- [Task]:
Look through the lines below and extract any with the word "应用赋能".

- [Data extract]:
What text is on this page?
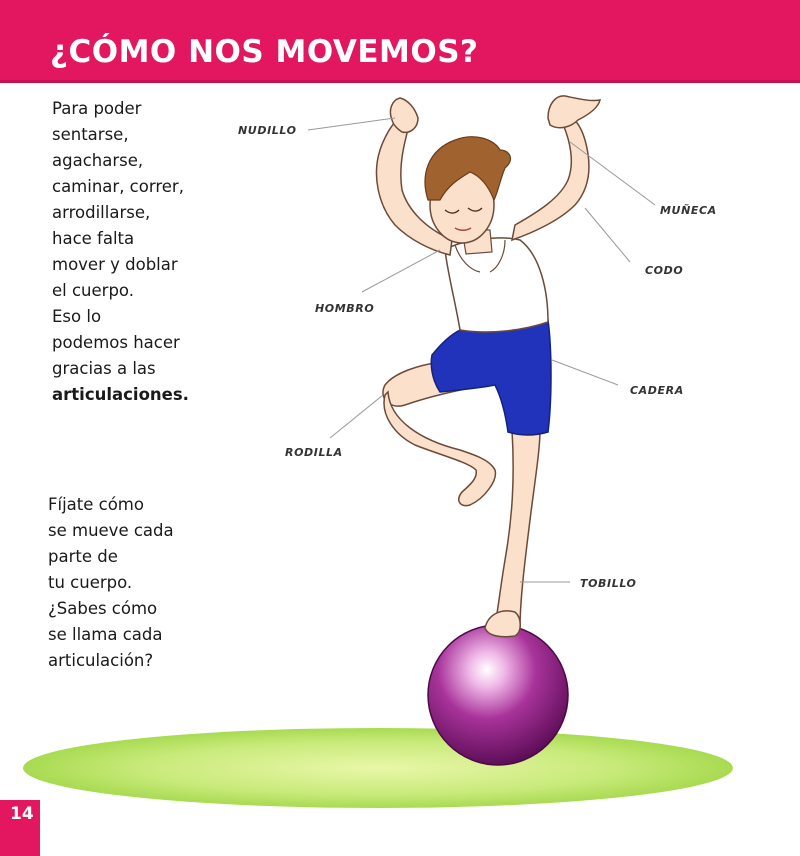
¿CÓMO NOS MOVEMOS?
Para poder
sentarse,
agacharse,
caminar, correr,
arrodillarse,
hace falta
mover y doblar
el cuerpo.
Eso lo
podemos hacer
gracias a las
articulaciones.
Fíjate cómo
se mueve cada
parte de
tu cuerpo.
¿Sabes cómo
se llama cada
articulación?
NUDILLO
MUÑECA
CODO
HOMBRO
CADERA
RODILLA
TOBILLO
14
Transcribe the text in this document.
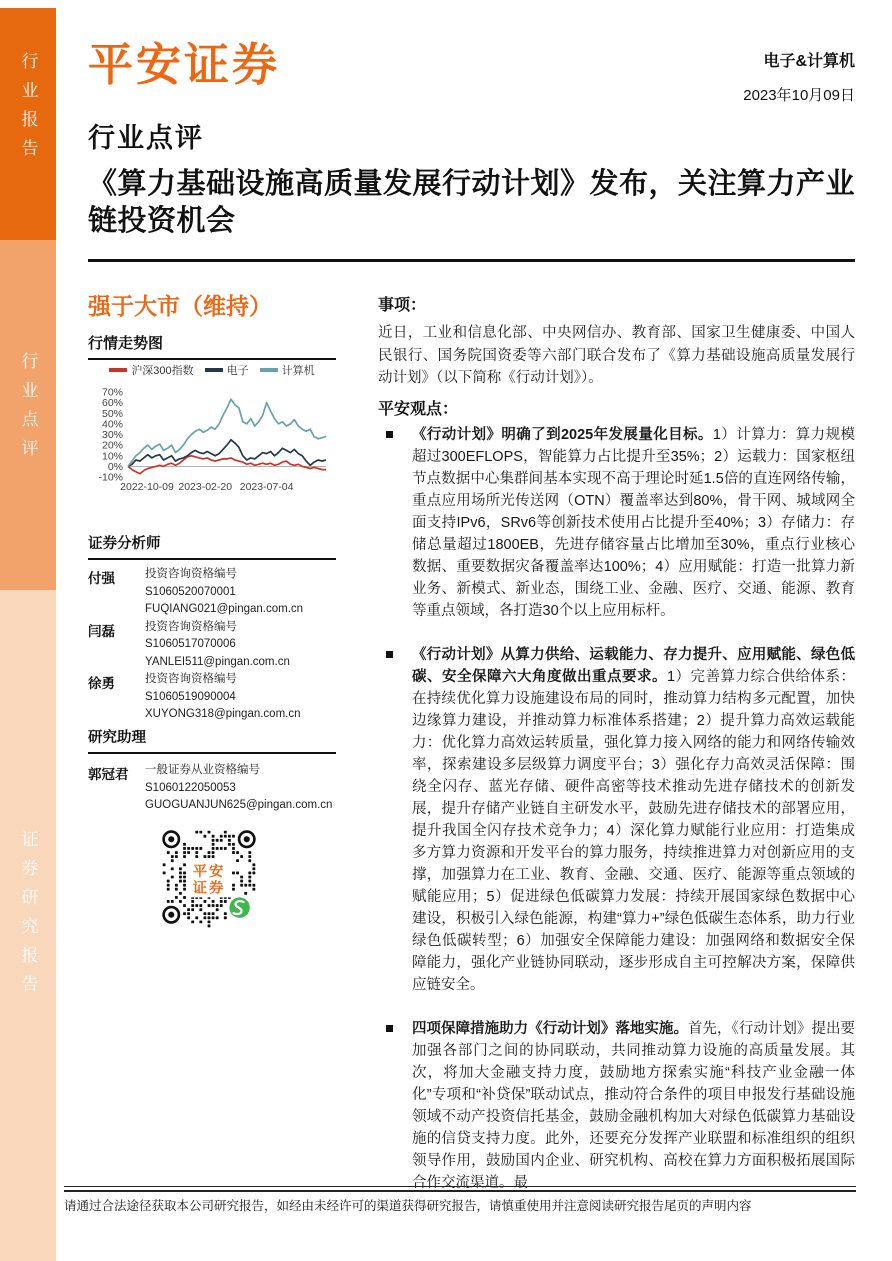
行业报告
行业点评
证券研究报告
平安证券	电子&计算机
2023年10月09日
行业点评
《算力基础设施高质量发展行动计划》发布，关注算力产业链投资机会
强于大市（维持）
行情走势图
沪深300指数	电子	计算机
70%
60%
50%
40%
30%
20%
10%
0%
-10%
2022-10-09 2023-02-20 2023-07-04
证券分析师
付强	投资咨询资格编号
S1060520070001
FUQIANG021@pingan.com.cn
闫磊	投资咨询资格编号
S1060517070006
YANLEI511@pingan.com.cn
徐勇	投资咨询资格编号
S1060519090004
XUYONG318@pingan.com.cn
研究助理
郭冠君	一般证券从业资格编号
S1060122050053
GUOGUANJUN625@pingan.com.cn
平安
证券
事项：
近日，工业和信息化部、中央网信办、教育部、国家卫生健康委、中国人民银行、国务院国资委等六部门联合发布了《算力基础设施高质量发展行动计划》（以下简称《行动计划》）。
平安观点：
《行动计划》明确了到2025年发展量化目标。1）计算力：算力规模超过300EFLOPS，智能算力占比提升至35%；2）运载力：国家枢纽节点数据中心集群间基本实现不高于理论时延1.5倍的直连网络传输，重点应用场所光传送网（OTN）覆盖率达到80%，骨干网、城域网全面支持IPv6，SRv6等创新技术使用占比提升至40%；3）存储力：存储总量超过1800EB，先进存储容量占比增加至30%，重点行业核心数据、重要数据灾备覆盖率达100%；4）应用赋能：打造一批算力新业务、新模式、新业态，围绕工业、金融、医疗、交通、能源、教育等重点领域，各打造30个以上应用标杆。
《行动计划》从算力供给、运载能力、存力提升、应用赋能、绿色低碳、安全保障六大角度做出重点要求。1）完善算力综合供给体系：在持续优化算力设施建设布局的同时，推动算力结构多元配置，加快边缘算力建设，并推动算力标准体系搭建；2）提升算力高效运载能力：优化算力高效运转质量，强化算力接入网络的能力和网络传输效率，探索建设多层级算力调度平台；3）强化存力高效灵活保障：围绕全闪存、蓝光存储、硬件高密等技术推动先进存储技术的创新发展，提升存储产业链自主研发水平，鼓励先进存储技术的部署应用，提升我国全闪存技术竞争力；4）深化算力赋能行业应用：打造集成多方算力资源和开发平台的算力服务，持续推进算力对创新应用的支撑，加强算力在工业、教育、金融、交通、医疗、能源等重点领域的赋能应用；5）促进绿色低碳算力发展：持续开展国家绿色数据中心建设，积极引入绿色能源，构建“算力+”绿色低碳生态体系，助力行业绿色低碳转型；6）加强安全保障能力建设：加强网络和数据安全保障能力，强化产业链协同联动，逐步形成自主可控解决方案，保障供应链安全。
四项保障措施助力《行动计划》落地实施。首先，《行动计划》提出要加强各部门之间的协同联动，共同推动算力设施的高质量发展。其次，将加大金融支持力度，鼓励地方探索实施“科技产业金融一体化”专项和“补贷保”联动试点，推动符合条件的项目申报发行基础设施领域不动产投资信托基金，鼓励金融机构加大对绿色低碳算力基础设施的信贷支持力度。此外，还要充分发挥产业联盟和标准组织的组织领导作用，鼓励国内企业、研究机构、高校在算力方面积极拓展国际合作交流渠道。最
请通过合法途径获取本公司研究报告，如经由未经许可的渠道获得研究报告，请慎重使用并注意阅读研究报告尾页的声明内容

- [Exercise solution]:
《行动计划》明确了到2025年发展量化目标。1）计算力：算力规模超过300EFLOPS，智能算力占比提升至35%；2）运载力：国家枢纽节点数据中心集群间基本实现不高于理论时延1.5倍的直连网络传输，重点应用场所光传送网（OTN）覆盖率达到80%，骨干网、城域网全面支持IPv6，SRv6等创新技术使用占比提升至40%；3）存储力：存储总量超过1800EB，先进存储容量占比增加至30%，重点行业核心数据、重要数据灾备覆盖率达100%；4）应用赋能：打造一批算力新业务、新模式、新业态，围绕工业、金融、医疗、交通、能源、教育等重点领域，各打造30个以上应用标杆。
《行动计划》从算力供给、运载能力、存力提升、应用赋能、绿色低碳、安全保障六大角度做出重点要求。1）完善算力综合供给体系：在持续优化算力设施建设布局的同时，推动算力结构多元配置，加快边缘算力建设，并推动算力标准体系搭建；2）提升算力高效运载能力：优化算力高效运转质量，强化算力接入网络的能力和网络传输效率，探索建设多层级算力调度平台；3）强化存力高效灵活保障：围绕全闪存、蓝光存储、硬件高密等技术推动先进存储技术的创新发展，提升存储产业链自主研发水平，鼓励先进存储技术的部署应用，提升我国全闪存技术竞争力；4）深化算力赋能行业应用：打造集成多方算力资源和开发平台的算力服务，持续推进算力对创新应用的支撑，加强算力在工业、教育、金融、交通、医疗、能源等重点领域的赋能应用；5）促进绿色低碳算力发展：持续开展国家绿色数据中心建设，积极引入绿色能源，构建“算力+”绿色低碳生态体系，助力行业绿色低碳转型；6）加强安全保障能力建设：加强网络和数据安全保障能力，强化产业链协同联动，逐步形成自主可控解决方案，保障供应链安全。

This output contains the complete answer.